▶ **Exercise aim**: Find every line in the records below that holds the word "detached" and copy it.

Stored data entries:
○ ○ ○ ○
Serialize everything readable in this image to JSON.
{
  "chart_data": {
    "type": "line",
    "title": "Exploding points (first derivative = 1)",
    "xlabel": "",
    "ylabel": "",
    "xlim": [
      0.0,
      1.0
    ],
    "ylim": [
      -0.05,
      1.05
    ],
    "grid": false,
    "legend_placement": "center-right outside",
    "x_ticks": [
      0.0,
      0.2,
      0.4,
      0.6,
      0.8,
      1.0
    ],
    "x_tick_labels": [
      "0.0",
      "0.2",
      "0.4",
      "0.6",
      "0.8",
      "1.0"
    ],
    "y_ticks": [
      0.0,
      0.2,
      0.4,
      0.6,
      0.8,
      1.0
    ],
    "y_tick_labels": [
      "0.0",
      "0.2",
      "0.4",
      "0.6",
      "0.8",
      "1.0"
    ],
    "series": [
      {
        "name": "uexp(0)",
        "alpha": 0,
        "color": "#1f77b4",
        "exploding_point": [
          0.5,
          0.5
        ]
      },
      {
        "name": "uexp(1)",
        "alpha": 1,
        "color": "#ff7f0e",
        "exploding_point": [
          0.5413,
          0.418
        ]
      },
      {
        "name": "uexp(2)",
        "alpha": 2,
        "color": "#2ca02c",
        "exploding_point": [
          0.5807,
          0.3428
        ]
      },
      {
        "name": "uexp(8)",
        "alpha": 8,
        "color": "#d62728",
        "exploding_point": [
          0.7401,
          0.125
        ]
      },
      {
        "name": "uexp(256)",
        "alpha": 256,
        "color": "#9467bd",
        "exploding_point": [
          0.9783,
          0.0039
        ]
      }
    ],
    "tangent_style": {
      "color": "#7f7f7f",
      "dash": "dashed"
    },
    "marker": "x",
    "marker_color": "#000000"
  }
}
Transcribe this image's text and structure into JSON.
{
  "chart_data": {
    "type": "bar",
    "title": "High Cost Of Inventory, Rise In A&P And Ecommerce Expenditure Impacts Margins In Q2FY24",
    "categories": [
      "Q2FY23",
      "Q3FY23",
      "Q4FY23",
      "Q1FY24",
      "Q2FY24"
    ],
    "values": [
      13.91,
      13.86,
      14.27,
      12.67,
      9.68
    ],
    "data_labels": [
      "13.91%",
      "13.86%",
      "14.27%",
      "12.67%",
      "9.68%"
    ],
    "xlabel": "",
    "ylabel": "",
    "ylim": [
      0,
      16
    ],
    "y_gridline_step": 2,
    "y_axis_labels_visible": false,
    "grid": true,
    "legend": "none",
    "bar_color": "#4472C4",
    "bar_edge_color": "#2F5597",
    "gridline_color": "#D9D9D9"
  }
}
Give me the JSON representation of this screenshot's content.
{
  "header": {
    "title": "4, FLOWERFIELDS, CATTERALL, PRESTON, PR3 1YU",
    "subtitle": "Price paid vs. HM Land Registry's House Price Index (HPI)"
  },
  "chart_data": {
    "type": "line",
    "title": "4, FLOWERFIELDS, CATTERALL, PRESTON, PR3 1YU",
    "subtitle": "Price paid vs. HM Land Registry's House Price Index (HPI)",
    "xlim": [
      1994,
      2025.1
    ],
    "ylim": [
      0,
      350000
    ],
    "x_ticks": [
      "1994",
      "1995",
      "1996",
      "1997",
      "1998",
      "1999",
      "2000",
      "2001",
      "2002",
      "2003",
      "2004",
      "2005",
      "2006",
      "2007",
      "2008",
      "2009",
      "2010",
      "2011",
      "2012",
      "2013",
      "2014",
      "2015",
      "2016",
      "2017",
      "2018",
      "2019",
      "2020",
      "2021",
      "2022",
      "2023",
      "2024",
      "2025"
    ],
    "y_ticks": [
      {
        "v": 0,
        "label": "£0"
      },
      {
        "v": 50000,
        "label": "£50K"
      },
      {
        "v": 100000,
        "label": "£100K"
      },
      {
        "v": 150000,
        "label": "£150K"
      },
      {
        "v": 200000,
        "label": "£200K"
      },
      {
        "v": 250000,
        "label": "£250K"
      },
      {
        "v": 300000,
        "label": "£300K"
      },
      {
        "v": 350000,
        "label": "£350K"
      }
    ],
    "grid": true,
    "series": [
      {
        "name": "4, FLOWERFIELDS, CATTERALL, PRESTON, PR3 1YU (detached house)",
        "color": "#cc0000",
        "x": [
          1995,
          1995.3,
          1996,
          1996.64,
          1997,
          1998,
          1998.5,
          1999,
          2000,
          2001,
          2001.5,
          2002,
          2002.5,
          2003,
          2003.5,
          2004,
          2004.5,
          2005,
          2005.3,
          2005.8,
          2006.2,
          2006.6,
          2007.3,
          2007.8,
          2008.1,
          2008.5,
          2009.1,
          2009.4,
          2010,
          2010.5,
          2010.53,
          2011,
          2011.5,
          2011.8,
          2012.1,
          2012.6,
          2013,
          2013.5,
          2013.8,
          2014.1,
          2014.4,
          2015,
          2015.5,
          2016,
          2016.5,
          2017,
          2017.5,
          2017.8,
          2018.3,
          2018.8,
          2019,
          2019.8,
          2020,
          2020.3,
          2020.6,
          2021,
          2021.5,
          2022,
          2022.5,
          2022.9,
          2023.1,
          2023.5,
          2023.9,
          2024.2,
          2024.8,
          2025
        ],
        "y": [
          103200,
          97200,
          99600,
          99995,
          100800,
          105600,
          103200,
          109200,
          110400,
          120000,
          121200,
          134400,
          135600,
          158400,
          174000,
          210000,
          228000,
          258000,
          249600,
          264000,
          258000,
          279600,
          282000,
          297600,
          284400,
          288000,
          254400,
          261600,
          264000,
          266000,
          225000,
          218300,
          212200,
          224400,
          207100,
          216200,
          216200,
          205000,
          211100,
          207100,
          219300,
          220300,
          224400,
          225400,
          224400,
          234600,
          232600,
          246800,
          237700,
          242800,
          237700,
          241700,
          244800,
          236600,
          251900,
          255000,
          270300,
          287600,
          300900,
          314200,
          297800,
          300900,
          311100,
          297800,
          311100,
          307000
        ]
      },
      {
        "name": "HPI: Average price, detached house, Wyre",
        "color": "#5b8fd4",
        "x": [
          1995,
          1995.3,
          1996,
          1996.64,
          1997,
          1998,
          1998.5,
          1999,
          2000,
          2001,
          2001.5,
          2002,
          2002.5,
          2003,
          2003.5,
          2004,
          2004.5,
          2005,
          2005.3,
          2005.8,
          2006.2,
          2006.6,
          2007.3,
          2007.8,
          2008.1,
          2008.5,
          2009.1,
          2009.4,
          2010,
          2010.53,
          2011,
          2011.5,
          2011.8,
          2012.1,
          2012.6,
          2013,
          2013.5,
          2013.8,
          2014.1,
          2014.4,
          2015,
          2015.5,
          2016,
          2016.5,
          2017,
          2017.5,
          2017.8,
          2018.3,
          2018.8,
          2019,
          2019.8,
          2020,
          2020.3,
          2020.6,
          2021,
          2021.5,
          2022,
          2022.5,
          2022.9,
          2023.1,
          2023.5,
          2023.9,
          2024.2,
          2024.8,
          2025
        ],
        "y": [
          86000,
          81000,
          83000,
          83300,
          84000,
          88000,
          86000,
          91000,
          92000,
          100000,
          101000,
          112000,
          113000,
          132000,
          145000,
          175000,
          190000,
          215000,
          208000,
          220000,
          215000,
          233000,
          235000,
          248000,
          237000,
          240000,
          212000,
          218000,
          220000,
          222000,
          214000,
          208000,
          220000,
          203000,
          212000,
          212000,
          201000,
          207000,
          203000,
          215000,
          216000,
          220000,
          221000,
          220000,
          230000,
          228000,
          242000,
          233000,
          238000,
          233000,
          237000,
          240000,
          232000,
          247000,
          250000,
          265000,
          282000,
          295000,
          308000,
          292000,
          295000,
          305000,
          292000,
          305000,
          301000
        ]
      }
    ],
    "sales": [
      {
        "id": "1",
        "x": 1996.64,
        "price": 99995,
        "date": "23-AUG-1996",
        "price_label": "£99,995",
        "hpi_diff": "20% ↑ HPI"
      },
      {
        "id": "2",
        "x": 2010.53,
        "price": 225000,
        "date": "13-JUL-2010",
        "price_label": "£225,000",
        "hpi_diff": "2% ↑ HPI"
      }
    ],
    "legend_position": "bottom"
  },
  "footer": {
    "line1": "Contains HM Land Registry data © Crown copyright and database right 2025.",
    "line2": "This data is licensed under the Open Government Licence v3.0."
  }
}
○ ○ ○ ○
▶ **Task response**:
        "name": "4, FLOWERFIELDS, CATTERALL, PRESTON, PR3 1YU (detached house)",
        "name": "HPI: Average price, detached house, Wyre",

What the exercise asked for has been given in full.